**Working data**
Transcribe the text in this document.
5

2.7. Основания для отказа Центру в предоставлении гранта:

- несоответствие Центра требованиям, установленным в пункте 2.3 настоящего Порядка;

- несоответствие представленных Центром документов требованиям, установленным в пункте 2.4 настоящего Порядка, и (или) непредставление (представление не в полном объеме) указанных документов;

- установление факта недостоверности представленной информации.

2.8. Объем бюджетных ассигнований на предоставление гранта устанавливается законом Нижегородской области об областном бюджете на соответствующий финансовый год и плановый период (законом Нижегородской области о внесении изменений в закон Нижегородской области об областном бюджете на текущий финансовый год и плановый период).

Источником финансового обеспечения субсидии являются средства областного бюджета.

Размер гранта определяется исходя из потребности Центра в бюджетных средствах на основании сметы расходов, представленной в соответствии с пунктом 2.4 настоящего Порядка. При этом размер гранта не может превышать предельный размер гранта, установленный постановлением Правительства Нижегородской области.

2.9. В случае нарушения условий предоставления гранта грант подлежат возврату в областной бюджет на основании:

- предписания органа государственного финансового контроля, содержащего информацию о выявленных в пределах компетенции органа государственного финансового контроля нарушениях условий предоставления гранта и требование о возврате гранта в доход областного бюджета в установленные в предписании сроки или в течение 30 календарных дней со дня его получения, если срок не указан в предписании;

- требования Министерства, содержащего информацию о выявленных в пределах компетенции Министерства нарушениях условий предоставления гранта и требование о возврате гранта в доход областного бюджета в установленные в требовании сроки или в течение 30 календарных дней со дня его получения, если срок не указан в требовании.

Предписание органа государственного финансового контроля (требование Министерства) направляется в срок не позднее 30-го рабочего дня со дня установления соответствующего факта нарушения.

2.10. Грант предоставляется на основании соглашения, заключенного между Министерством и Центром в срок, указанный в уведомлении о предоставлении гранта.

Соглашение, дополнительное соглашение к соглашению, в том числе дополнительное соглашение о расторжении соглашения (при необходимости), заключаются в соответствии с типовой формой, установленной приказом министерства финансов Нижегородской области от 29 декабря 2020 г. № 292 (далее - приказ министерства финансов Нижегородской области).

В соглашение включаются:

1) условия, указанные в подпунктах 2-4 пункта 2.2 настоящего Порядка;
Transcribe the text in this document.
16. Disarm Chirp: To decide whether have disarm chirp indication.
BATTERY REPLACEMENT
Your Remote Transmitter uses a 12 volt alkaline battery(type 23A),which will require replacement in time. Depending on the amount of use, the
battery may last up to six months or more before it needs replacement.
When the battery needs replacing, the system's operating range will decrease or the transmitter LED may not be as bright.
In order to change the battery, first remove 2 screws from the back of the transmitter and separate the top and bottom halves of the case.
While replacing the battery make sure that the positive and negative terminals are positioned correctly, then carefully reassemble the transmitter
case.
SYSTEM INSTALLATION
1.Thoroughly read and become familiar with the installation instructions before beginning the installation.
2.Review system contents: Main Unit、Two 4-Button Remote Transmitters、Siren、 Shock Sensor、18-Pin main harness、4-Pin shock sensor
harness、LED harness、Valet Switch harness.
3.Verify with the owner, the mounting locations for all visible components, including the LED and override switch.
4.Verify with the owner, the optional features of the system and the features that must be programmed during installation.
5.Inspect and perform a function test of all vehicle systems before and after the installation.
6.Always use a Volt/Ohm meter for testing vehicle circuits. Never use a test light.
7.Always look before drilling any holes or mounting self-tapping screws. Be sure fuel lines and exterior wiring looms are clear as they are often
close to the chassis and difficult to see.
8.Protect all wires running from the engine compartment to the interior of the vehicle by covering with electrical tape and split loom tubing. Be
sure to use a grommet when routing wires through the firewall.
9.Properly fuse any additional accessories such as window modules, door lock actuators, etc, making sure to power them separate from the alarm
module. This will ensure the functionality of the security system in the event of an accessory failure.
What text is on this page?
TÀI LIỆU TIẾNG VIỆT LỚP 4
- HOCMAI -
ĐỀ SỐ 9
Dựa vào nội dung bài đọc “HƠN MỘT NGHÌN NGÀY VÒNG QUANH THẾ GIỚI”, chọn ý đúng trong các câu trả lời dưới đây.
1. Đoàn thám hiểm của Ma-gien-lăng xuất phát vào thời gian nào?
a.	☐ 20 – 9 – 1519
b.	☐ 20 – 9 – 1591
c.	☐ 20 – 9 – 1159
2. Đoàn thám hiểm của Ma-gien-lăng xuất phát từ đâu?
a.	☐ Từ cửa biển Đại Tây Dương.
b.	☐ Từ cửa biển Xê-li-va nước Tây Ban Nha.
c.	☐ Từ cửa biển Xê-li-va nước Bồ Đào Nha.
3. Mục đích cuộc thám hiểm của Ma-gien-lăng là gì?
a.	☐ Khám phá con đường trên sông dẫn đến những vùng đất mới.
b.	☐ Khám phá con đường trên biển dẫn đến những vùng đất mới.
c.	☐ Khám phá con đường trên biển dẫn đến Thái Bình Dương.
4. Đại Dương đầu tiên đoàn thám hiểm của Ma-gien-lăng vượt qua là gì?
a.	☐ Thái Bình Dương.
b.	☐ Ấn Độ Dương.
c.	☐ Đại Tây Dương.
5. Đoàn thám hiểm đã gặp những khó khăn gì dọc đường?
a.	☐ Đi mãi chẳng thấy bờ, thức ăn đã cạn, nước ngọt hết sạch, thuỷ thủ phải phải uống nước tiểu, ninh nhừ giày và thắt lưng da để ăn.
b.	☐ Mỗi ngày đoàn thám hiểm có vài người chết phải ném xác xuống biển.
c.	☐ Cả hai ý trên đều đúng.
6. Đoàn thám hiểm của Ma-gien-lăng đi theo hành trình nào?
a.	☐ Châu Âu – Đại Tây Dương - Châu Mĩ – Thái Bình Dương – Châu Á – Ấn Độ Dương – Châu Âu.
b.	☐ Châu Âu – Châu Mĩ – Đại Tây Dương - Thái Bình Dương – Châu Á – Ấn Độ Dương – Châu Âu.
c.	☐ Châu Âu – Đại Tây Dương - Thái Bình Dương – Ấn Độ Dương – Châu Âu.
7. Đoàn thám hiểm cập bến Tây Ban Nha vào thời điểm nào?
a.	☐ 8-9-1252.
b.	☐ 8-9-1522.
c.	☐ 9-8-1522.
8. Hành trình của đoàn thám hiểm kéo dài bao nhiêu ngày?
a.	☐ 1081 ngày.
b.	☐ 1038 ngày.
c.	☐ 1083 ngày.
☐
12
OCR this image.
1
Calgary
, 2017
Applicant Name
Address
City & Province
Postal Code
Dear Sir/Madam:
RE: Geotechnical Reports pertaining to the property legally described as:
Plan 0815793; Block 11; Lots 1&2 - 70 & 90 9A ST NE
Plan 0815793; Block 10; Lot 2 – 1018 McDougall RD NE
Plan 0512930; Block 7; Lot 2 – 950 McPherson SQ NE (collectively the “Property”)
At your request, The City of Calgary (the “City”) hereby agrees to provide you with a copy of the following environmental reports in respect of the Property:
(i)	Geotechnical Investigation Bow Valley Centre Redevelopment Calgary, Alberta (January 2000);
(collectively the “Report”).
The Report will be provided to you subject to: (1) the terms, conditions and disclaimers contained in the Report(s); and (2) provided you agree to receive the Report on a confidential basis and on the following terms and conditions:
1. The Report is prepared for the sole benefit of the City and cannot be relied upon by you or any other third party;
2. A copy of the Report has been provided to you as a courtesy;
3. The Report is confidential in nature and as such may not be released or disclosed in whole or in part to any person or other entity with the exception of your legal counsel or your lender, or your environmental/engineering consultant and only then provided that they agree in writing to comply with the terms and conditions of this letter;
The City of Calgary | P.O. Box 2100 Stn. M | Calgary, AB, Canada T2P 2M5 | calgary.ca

**Stated task**
Write down only the number of lines that contain the string "xuất" in the listing.

**Written solution**
2